# DIRECTION
Repeat the listing below in full, exactly as it stands.

───── SOURCE MATERIAL ─────

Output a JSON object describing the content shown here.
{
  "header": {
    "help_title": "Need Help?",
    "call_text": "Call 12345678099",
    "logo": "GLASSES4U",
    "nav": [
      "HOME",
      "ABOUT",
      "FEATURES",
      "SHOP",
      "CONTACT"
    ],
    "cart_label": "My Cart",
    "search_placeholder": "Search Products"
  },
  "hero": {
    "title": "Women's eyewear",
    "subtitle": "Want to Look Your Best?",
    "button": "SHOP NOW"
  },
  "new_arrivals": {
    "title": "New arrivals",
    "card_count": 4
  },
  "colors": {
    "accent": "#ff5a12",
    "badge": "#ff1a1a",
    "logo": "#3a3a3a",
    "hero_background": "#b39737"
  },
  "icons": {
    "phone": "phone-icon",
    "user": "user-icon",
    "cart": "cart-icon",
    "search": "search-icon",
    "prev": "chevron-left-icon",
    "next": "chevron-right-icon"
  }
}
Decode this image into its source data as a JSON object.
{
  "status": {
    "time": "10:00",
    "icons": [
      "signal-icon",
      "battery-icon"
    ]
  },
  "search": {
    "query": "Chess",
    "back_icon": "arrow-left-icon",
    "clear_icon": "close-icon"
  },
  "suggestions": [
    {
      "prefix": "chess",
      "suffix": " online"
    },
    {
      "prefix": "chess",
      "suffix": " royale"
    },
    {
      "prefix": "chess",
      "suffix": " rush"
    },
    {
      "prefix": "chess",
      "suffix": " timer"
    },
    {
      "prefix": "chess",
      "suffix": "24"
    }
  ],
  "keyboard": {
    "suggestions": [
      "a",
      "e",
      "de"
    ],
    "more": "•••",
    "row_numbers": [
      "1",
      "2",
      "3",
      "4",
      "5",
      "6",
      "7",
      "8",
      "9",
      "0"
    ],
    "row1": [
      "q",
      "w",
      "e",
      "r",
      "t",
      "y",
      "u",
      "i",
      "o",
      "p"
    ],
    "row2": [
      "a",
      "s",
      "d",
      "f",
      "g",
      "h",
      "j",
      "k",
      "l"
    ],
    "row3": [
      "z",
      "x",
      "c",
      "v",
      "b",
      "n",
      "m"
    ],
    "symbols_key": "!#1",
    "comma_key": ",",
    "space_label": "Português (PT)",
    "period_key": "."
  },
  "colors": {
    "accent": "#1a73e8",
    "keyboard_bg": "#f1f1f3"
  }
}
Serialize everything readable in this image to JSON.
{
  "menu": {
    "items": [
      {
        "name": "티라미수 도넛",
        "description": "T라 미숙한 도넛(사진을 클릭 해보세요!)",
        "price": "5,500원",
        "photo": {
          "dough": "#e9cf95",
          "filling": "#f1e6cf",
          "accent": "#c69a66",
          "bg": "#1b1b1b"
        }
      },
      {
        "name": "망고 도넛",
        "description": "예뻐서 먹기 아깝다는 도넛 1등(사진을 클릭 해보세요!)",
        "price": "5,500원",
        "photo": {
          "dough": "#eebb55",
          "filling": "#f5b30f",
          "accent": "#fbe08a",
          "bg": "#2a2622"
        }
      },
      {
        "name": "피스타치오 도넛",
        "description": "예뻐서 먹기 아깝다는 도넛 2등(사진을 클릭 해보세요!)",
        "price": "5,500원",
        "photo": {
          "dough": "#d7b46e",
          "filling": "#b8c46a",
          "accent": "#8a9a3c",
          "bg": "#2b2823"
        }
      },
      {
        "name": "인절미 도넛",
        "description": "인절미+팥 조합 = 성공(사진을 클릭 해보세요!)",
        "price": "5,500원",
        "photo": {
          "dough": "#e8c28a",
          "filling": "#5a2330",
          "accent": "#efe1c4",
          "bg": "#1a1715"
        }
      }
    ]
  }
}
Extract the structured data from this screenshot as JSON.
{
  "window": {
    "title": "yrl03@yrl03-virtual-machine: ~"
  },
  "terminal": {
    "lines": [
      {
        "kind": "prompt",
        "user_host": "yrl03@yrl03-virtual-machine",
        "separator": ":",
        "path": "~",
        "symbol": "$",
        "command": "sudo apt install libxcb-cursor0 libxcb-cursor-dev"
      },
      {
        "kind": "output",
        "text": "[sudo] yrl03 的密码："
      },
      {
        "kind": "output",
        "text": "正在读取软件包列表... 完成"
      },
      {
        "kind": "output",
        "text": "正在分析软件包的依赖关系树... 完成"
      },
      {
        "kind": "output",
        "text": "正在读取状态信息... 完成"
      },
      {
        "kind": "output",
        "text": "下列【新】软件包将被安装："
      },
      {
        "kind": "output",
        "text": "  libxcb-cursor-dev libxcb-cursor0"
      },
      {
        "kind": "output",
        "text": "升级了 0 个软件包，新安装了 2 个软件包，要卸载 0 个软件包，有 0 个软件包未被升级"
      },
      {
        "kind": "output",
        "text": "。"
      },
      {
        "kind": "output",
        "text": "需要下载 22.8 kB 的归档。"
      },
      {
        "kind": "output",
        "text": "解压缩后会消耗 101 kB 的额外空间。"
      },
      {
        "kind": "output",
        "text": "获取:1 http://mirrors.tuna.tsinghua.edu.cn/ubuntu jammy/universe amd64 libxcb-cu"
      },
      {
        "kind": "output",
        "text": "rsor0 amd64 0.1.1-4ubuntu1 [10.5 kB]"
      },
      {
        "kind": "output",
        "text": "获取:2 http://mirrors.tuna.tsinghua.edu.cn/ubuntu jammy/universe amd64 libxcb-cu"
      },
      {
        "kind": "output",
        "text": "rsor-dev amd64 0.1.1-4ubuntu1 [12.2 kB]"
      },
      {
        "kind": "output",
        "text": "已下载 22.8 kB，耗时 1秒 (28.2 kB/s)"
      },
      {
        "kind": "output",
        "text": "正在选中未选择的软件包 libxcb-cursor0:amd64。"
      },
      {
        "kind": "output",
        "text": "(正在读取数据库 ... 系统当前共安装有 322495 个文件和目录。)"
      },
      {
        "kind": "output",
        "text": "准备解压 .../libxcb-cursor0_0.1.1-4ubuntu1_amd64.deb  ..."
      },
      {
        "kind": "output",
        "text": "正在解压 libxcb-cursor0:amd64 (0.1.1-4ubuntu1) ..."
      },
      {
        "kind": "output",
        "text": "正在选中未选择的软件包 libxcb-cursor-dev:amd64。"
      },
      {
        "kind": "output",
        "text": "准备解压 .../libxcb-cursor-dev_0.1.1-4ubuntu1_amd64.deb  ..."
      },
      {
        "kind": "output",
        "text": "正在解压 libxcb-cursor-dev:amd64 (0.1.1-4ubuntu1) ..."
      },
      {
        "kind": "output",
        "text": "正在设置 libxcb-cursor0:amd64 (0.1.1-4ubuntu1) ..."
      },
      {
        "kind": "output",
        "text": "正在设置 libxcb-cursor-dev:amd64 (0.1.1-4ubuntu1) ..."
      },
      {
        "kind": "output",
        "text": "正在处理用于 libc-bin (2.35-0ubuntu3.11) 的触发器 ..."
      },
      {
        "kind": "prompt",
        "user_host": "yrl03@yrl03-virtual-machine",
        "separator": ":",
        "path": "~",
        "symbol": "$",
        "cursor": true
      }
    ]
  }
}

─────

# EXERCISE OUTPUT
Output a JSON object describing the content shown here.
{
  "header": {
    "help_title": "Need Help?",
    "call_text": "Call 12345678099",
    "logo": "GLASSES4U",
    "nav": [
      "HOME",
      "ABOUT",
      "FEATURES",
      "SHOP",
      "CONTACT"
    ],
    "cart_label": "My Cart",
    "search_placeholder": "Search Products"
  },
  "hero": {
    "title": "Women's eyewear",
    "subtitle": "Want to Look Your Best?",
    "button": "SHOP NOW"
  },
  "new_arrivals": {
    "title": "New arrivals",
    "card_count": 4
  },
  "colors": {
    "accent": "#ff5a12",
    "badge": "#ff1a1a",
    "logo": "#3a3a3a",
    "hero_background": "#b39737"
  },
  "icons": {
    "phone": "phone-icon",
    "user": "user-icon",
    "cart": "cart-icon",
    "search": "search-icon",
    "prev": "chevron-left-icon",
    "next": "chevron-right-icon"
  }
}
Decode this image into its source data as a JSON object.
{
  "status": {
    "time": "10:00",
    "icons": [
      "signal-icon",
      "battery-icon"
    ]
  },
  "search": {
    "query": "Chess",
    "back_icon": "arrow-left-icon",
    "clear_icon": "close-icon"
  },
  "suggestions": [
    {
      "prefix": "chess",
      "suffix": " online"
    },
    {
      "prefix": "chess",
      "suffix": " royale"
    },
    {
      "prefix": "chess",
      "suffix": " rush"
    },
    {
      "prefix": "chess",
      "suffix": " timer"
    },
    {
      "prefix": "chess",
      "suffix": "24"
    }
  ],
  "keyboard": {
    "suggestions": [
      "a",
      "e",
      "de"
    ],
    "more": "•••",
    "row_numbers": [
      "1",
      "2",
      "3",
      "4",
      "5",
      "6",
      "7",
      "8",
      "9",
      "0"
    ],
    "row1": [
      "q",
      "w",
      "e",
      "r",
      "t",
      "y",
      "u",
      "i",
      "o",
      "p"
    ],
    "row2": [
      "a",
      "s",
      "d",
      "f",
      "g",
      "h",
      "j",
      "k",
      "l"
    ],
    "row3": [
      "z",
      "x",
      "c",
      "v",
      "b",
      "n",
      "m"
    ],
    "symbols_key": "!#1",
    "comma_key": ",",
    "space_label": "Português (PT)",
    "period_key": "."
  },
  "colors": {
    "accent": "#1a73e8",
    "keyboard_bg": "#f1f1f3"
  }
}
Serialize everything readable in this image to JSON.
{
  "menu": {
    "items": [
      {
        "name": "티라미수 도넛",
        "description": "T라 미숙한 도넛(사진을 클릭 해보세요!)",
        "price": "5,500원",
        "photo": {
          "dough": "#e9cf95",
          "filling": "#f1e6cf",
          "accent": "#c69a66",
          "bg": "#1b1b1b"
        }
      },
      {
        "name": "망고 도넛",
        "description": "예뻐서 먹기 아깝다는 도넛 1등(사진을 클릭 해보세요!)",
        "price": "5,500원",
        "photo": {
          "dough": "#eebb55",
          "filling": "#f5b30f",
          "accent": "#fbe08a",
          "bg": "#2a2622"
        }
      },
      {
        "name": "피스타치오 도넛",
        "description": "예뻐서 먹기 아깝다는 도넛 2등(사진을 클릭 해보세요!)",
        "price": "5,500원",
        "photo": {
          "dough": "#d7b46e",
          "filling": "#b8c46a",
          "accent": "#8a9a3c",
          "bg": "#2b2823"
        }
      },
      {
        "name": "인절미 도넛",
        "description": "인절미+팥 조합 = 성공(사진을 클릭 해보세요!)",
        "price": "5,500원",
        "photo": {
          "dough": "#e8c28a",
          "filling": "#5a2330",
          "accent": "#efe1c4",
          "bg": "#1a1715"
        }
      }
    ]
  }
}
Extract the structured data from this screenshot as JSON.
{
  "window": {
    "title": "yrl03@yrl03-virtual-machine: ~"
  },
  "terminal": {
    "lines": [
      {
        "kind": "prompt",
        "user_host": "yrl03@yrl03-virtual-machine",
        "separator": ":",
        "path": "~",
        "symbol": "$",
        "command": "sudo apt install libxcb-cursor0 libxcb-cursor-dev"
      },
      {
        "kind": "output",
        "text": "[sudo] yrl03 的密码："
      },
      {
        "kind": "output",
        "text": "正在读取软件包列表... 完成"
      },
      {
        "kind": "output",
        "text": "正在分析软件包的依赖关系树... 完成"
      },
      {
        "kind": "output",
        "text": "正在读取状态信息... 完成"
      },
      {
        "kind": "output",
        "text": "下列【新】软件包将被安装："
      },
      {
        "kind": "output",
        "text": "  libxcb-cursor-dev libxcb-cursor0"
      },
      {
        "kind": "output",
        "text": "升级了 0 个软件包，新安装了 2 个软件包，要卸载 0 个软件包，有 0 个软件包未被升级"
      },
      {
        "kind": "output",
        "text": "。"
      },
      {
        "kind": "output",
        "text": "需要下载 22.8 kB 的归档。"
      },
      {
        "kind": "output",
        "text": "解压缩后会消耗 101 kB 的额外空间。"
      },
      {
        "kind": "output",
        "text": "获取:1 http://mirrors.tuna.tsinghua.edu.cn/ubuntu jammy/universe amd64 libxcb-cu"
      },
      {
        "kind": "output",
        "text": "rsor0 amd64 0.1.1-4ubuntu1 [10.5 kB]"
      },
      {
        "kind": "output",
        "text": "获取:2 http://mirrors.tuna.tsinghua.edu.cn/ubuntu jammy/universe amd64 libxcb-cu"
      },
      {
        "kind": "output",
        "text": "rsor-dev amd64 0.1.1-4ubuntu1 [12.2 kB]"
      },
      {
        "kind": "output",
        "text": "已下载 22.8 kB，耗时 1秒 (28.2 kB/s)"
      },
      {
        "kind": "output",
        "text": "正在选中未选择的软件包 libxcb-cursor0:amd64。"
      },
      {
        "kind": "output",
        "text": "(正在读取数据库 ... 系统当前共安装有 322495 个文件和目录。)"
      },
      {
        "kind": "output",
        "text": "准备解压 .../libxcb-cursor0_0.1.1-4ubuntu1_amd64.deb  ..."
      },
      {
        "kind": "output",
        "text": "正在解压 libxcb-cursor0:amd64 (0.1.1-4ubuntu1) ..."
      },
      {
        "kind": "output",
        "text": "正在选中未选择的软件包 libxcb-cursor-dev:amd64。"
      },
      {
        "kind": "output",
        "text": "准备解压 .../libxcb-cursor-dev_0.1.1-4ubuntu1_amd64.deb  ..."
      },
      {
        "kind": "output",
        "text": "正在解压 libxcb-cursor-dev:amd64 (0.1.1-4ubuntu1) ..."
      },
      {
        "kind": "output",
        "text": "正在设置 libxcb-cursor0:amd64 (0.1.1-4ubuntu1) ..."
      },
      {
        "kind": "output",
        "text": "正在设置 libxcb-cursor-dev:amd64 (0.1.1-4ubuntu1) ..."
      },
      {
        "kind": "output",
        "text": "正在处理用于 libc-bin (2.35-0ubuntu3.11) 的触发器 ..."
      },
      {
        "kind": "prompt",
        "user_host": "yrl03@yrl03-virtual-machine",
        "separator": ":",
        "path": "~",
        "symbol": "$",
        "cursor": true
      }
    ]
  }
}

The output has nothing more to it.